** Start DATA EXTRACT **

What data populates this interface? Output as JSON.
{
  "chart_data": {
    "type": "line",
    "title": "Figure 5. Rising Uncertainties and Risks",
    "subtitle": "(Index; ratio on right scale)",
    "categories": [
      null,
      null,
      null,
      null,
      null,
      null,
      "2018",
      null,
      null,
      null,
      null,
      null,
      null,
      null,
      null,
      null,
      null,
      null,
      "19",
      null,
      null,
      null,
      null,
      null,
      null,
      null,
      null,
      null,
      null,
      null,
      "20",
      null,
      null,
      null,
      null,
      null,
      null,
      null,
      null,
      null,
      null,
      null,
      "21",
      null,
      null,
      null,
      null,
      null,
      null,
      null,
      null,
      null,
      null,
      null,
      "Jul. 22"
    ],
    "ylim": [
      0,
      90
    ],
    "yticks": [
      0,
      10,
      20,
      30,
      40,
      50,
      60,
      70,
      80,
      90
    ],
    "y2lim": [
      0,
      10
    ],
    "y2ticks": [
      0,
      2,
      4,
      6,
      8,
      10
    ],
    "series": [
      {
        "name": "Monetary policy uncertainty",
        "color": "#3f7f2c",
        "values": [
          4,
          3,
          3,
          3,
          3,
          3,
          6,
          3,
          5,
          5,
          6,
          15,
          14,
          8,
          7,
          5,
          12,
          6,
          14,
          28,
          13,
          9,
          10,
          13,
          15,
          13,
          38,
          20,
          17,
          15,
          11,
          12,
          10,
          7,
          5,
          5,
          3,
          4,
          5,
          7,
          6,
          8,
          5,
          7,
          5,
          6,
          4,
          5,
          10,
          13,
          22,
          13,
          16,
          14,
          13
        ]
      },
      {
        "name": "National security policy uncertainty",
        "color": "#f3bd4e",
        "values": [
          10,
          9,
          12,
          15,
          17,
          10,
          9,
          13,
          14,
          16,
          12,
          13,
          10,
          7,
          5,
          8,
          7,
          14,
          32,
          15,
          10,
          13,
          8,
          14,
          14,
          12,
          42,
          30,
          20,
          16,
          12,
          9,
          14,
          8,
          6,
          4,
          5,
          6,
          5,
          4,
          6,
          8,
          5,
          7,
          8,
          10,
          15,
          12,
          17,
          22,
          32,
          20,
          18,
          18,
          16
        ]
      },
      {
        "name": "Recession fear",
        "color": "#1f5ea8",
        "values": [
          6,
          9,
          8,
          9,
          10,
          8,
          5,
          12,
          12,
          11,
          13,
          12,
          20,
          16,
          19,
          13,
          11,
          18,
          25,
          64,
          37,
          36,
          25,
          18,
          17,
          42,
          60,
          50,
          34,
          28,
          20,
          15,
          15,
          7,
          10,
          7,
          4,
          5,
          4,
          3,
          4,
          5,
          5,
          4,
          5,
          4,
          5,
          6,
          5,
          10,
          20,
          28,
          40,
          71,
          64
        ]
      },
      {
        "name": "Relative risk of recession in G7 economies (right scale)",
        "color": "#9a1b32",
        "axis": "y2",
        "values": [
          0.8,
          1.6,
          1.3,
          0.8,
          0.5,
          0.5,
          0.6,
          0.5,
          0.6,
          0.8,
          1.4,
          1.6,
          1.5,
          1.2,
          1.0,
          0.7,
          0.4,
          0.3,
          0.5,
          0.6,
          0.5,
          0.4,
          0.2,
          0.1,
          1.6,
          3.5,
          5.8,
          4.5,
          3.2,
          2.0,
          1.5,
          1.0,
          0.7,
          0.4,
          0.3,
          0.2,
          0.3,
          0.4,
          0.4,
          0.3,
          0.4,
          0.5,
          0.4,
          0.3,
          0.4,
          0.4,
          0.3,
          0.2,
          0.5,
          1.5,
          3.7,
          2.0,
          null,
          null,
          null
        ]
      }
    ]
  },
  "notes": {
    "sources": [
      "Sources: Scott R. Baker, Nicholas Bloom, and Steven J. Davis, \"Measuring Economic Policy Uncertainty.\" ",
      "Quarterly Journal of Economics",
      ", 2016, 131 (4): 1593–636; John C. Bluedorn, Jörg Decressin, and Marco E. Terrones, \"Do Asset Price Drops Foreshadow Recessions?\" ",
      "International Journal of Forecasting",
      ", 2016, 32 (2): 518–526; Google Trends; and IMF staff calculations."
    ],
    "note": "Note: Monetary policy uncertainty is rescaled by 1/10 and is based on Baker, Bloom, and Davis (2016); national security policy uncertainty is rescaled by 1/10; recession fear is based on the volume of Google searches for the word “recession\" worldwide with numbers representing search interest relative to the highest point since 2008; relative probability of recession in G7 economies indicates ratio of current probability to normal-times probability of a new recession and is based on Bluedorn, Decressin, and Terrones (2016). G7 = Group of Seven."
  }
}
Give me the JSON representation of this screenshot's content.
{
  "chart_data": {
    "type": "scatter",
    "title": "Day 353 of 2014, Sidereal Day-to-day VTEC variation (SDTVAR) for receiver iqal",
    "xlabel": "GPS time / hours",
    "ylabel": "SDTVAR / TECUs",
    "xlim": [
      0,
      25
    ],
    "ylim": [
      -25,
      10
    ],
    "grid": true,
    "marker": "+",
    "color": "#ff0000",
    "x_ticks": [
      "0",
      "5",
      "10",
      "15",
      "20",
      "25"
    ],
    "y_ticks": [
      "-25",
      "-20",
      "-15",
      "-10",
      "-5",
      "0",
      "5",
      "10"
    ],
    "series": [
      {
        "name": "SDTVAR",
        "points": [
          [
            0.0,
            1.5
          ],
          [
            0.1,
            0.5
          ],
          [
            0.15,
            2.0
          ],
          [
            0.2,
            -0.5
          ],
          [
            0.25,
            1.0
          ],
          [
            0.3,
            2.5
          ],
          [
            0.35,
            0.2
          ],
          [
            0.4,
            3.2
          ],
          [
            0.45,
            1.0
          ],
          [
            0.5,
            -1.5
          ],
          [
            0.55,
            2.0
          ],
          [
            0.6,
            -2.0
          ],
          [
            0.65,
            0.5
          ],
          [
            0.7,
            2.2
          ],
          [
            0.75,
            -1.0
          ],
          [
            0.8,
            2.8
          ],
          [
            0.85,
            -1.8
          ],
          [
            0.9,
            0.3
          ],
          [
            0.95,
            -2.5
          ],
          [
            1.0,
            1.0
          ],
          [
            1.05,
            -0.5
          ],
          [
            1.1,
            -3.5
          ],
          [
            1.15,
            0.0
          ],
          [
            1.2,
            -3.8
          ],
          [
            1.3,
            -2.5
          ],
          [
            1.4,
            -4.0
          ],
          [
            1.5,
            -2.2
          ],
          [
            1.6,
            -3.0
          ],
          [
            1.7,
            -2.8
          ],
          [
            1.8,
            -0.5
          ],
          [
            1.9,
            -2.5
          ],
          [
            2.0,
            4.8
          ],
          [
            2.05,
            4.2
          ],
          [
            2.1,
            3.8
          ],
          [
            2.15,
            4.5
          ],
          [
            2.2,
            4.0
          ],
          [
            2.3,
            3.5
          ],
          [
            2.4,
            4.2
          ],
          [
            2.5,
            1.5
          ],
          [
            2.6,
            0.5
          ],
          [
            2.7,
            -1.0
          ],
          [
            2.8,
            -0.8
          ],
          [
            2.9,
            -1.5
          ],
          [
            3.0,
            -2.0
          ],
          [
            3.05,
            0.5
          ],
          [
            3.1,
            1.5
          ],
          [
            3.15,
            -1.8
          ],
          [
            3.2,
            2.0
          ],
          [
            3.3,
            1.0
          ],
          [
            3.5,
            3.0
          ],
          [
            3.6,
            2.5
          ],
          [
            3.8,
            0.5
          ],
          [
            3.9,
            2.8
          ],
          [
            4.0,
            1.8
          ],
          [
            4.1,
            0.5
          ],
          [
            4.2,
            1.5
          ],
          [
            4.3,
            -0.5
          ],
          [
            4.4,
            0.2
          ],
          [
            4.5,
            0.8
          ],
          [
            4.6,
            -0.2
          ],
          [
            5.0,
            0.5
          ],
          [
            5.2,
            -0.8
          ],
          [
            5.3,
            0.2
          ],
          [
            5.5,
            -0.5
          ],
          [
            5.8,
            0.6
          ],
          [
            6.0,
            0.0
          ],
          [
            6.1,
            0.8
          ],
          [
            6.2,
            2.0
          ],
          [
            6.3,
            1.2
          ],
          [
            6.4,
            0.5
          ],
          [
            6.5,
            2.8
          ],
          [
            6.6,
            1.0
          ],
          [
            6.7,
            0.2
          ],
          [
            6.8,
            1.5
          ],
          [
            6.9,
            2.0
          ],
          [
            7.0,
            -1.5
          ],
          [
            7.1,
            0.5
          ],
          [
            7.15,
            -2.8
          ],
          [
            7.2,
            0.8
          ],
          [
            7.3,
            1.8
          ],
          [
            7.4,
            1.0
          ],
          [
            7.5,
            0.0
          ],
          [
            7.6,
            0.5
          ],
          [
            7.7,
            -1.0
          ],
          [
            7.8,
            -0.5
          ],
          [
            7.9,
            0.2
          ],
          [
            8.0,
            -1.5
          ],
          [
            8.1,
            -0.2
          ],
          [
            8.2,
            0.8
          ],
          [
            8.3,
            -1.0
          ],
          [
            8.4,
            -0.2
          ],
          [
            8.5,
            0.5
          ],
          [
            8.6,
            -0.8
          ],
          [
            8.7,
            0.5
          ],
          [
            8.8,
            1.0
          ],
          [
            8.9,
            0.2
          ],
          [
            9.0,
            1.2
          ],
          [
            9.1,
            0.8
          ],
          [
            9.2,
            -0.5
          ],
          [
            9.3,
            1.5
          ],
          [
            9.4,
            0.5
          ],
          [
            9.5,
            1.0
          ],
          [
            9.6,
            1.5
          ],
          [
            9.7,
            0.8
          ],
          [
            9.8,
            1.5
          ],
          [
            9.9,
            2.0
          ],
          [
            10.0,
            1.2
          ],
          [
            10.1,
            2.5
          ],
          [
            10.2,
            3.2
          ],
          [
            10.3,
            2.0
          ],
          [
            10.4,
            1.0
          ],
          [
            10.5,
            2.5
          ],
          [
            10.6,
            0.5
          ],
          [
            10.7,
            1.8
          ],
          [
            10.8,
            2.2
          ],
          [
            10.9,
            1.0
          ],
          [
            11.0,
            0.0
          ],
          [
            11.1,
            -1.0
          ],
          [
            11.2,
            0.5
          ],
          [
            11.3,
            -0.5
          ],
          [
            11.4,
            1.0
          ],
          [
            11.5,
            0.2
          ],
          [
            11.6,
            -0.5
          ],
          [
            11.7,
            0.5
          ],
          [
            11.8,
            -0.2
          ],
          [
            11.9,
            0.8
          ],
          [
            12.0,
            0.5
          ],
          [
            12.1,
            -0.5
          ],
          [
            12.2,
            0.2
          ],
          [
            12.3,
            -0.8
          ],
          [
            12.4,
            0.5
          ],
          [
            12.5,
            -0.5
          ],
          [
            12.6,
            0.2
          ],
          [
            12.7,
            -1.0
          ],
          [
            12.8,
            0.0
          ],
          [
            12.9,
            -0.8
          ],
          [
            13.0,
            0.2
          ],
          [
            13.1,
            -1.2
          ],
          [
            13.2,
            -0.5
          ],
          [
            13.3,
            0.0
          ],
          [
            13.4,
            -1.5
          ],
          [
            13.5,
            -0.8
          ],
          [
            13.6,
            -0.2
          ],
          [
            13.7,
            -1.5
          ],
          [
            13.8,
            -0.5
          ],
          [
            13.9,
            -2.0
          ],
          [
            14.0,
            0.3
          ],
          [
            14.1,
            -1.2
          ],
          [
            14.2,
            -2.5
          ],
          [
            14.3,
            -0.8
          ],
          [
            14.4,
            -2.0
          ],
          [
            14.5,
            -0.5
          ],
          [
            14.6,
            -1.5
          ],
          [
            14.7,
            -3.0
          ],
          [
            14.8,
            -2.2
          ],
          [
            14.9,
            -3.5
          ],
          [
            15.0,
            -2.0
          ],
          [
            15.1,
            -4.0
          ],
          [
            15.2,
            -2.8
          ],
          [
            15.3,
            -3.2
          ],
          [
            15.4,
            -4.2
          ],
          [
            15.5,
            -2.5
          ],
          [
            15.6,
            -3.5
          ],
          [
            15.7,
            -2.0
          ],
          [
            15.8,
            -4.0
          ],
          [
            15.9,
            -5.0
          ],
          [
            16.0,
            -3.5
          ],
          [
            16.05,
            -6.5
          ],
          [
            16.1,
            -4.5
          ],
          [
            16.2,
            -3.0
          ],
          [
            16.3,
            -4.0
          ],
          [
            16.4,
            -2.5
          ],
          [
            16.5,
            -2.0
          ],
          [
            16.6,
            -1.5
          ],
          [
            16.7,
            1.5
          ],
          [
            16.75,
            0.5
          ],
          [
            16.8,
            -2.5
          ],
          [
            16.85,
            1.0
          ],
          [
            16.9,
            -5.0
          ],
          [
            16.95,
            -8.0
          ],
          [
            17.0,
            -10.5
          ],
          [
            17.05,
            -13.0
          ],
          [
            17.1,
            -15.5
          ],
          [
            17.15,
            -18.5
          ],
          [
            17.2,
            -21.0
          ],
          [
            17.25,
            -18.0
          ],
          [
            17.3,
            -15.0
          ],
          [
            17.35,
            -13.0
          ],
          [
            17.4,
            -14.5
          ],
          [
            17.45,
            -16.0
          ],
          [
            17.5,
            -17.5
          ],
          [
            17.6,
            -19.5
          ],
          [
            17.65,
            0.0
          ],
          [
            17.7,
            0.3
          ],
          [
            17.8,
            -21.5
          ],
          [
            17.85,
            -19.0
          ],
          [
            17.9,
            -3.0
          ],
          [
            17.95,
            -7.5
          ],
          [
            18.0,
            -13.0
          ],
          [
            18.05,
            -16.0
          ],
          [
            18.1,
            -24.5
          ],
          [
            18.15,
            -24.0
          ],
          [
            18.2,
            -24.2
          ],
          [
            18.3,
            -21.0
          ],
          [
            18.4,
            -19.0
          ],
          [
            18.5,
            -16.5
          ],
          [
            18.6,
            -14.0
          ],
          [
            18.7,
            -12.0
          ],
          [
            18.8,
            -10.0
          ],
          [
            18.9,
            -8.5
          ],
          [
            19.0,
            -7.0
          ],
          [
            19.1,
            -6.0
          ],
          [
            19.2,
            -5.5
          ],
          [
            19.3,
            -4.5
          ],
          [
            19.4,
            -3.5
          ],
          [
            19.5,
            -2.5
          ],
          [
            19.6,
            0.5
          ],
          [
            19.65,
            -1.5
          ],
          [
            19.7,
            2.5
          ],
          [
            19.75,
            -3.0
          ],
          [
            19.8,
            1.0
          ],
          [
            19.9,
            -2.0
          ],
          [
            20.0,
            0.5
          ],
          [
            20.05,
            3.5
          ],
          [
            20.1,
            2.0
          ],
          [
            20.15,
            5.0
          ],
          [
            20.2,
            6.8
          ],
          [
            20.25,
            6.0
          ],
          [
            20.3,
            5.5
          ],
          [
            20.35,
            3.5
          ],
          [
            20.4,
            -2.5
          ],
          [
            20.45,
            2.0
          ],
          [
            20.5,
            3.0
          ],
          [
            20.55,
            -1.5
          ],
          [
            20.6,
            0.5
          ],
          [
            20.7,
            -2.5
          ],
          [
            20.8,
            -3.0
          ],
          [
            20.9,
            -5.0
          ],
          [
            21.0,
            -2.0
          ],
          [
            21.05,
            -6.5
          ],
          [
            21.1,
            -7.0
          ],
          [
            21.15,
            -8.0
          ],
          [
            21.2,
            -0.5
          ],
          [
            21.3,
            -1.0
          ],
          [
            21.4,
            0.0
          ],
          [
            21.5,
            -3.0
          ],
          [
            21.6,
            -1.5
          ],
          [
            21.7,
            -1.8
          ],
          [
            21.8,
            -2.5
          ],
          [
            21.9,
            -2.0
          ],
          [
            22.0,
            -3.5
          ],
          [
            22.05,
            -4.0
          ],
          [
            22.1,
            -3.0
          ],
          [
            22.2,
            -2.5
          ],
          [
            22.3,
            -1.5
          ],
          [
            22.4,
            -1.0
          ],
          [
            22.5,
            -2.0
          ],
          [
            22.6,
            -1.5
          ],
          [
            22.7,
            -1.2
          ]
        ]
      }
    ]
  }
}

** End DATA EXTRACT **

WRITTEN TASK – Scan the listing above and identify each line holding the string "security"; copy every such line.

TASK OUTPUT –
        "name": "National security policy uncertainty",
    "note": "Note: Monetary policy uncertainty is rescaled by 1/10 and is based on Baker, Bloom, and Davis (2016); national security policy uncertainty is rescaled by 1/10; recession fear is based on the volume of Google searches for the word “recession\" worldwide with numbers representing search interest relative to the highest point since 2008; relative probability of recession in G7 economies indicates ratio of current probability to normal-times probability of a new recession and is based on Bluedorn, Decressin, and Terrones (2016). G7 = Group of Seven."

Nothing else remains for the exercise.